**Description of the task**
Extract all lines containing "人工智能".

Saved data entries:
════

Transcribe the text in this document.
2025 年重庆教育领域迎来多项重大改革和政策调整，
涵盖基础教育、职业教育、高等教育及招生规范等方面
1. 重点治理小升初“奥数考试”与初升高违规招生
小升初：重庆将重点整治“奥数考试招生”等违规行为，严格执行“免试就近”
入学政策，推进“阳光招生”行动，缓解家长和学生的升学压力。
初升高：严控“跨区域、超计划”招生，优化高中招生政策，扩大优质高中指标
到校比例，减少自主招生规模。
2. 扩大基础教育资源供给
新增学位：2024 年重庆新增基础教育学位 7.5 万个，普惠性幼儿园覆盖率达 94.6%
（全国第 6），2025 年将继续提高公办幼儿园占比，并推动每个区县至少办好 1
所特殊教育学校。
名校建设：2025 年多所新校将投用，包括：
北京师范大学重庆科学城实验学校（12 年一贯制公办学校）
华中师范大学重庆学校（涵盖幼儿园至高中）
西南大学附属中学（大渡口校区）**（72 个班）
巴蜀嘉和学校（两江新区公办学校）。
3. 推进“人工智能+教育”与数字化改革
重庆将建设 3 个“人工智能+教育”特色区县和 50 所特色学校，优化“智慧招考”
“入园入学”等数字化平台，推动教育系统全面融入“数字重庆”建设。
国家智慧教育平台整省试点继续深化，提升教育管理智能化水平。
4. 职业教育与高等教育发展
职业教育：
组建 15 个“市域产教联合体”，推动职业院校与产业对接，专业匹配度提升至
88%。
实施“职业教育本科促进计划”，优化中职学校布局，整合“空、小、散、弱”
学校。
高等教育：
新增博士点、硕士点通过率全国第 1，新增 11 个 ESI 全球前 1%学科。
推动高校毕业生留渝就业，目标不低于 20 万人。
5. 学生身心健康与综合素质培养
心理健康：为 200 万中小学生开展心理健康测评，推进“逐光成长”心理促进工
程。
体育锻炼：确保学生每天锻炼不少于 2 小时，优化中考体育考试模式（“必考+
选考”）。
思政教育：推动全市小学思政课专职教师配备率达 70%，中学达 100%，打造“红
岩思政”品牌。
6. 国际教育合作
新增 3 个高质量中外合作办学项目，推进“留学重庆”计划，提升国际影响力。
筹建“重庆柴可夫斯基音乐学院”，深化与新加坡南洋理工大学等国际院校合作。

════

**Result of this task**
3. 推进“人工智能+教育”与数字化改革
重庆将建设 3 个“人工智能+教育”特色区县和 50 所特色学校，优化“智慧招考”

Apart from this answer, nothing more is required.